PROVIDED MATERIAL start

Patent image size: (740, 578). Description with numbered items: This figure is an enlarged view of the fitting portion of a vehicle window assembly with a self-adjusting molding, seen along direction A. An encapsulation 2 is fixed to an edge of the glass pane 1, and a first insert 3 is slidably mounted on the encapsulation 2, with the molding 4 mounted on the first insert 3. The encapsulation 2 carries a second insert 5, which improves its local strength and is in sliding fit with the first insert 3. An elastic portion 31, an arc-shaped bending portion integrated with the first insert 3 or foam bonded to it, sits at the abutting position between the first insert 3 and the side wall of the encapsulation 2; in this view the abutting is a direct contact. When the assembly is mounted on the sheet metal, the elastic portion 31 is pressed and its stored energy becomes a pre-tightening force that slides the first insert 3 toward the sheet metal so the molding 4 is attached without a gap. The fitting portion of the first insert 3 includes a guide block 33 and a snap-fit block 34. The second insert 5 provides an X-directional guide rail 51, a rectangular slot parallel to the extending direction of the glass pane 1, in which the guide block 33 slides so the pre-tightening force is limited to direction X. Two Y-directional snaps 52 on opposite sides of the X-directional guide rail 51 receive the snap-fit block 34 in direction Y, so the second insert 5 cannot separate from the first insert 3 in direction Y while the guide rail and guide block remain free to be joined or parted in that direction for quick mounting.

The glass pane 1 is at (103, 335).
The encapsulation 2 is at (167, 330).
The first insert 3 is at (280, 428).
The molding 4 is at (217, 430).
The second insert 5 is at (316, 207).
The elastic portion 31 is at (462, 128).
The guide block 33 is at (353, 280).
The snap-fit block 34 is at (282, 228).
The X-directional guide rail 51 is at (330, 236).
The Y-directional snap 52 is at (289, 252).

PROVIDED MATERIAL end

- **TASK OBJECTIVE**
Arrange every line of the entries above as a JSON list of strings, one string per line, leaving out blank lines.

- **EXERCISE SOLUTION**
[
  "Patent image size: (740, 578). Description with numbered items: This figure is an enlarged view of the fitting portion of a vehicle window assembly with a self-adjusting molding, seen along direction A. An encapsulation 2 is fixed to an edge of the glass pane 1, and a first insert 3 is slidably mounted on the encapsulation 2, with the molding 4 mounted on the first insert 3. The encapsulation 2 carries a second insert 5, which improves its local strength and is in sliding fit with the first insert 3. An elastic portion 31, an arc-shaped bending portion integrated with the first insert 3 or foam bonded to it, sits at the abutting position between the first insert 3 and the side wall of the encapsulation 2; in this view the abutting is a direct contact. When the assembly is mounted on the sheet metal, the elastic portion 31 is pressed and its stored energy becomes a pre-tightening force that slides the first insert 3 toward the sheet metal so the molding 4 is attached without a gap. The fitting portion of the first insert 3 includes a guide block 33 and a snap-fit block 34. The second insert 5 provides an X-directional guide rail 51, a rectangular slot parallel to the extending direction of the glass pane 1, in which the guide block 33 slides so the pre-tightening force is limited to direction X. Two Y-directional snaps 52 on opposite sides of the X-directional guide rail 51 receive the snap-fit block 34 in direction Y, so the second insert 5 cannot separate from the first insert 3 in direction Y while the guide rail and guide block remain free to be joined or parted in that direction for quick mounting.",
  "The glass pane 1 is at (103, 335).",
  "The encapsulation 2 is at (167, 330).",
  "The first insert 3 is at (280, 428).",
  "The molding 4 is at (217, 430).",
  "The second insert 5 is at (316, 207).",
  "The elastic portion 31 is at (462, 128).",
  "The guide block 33 is at (353, 280).",
  "The snap-fit block 34 is at (282, 228).",
  "The X-directional guide rail 51 is at (330, 236).",
  "The Y-directional snap 52 is at (289, 252)."
]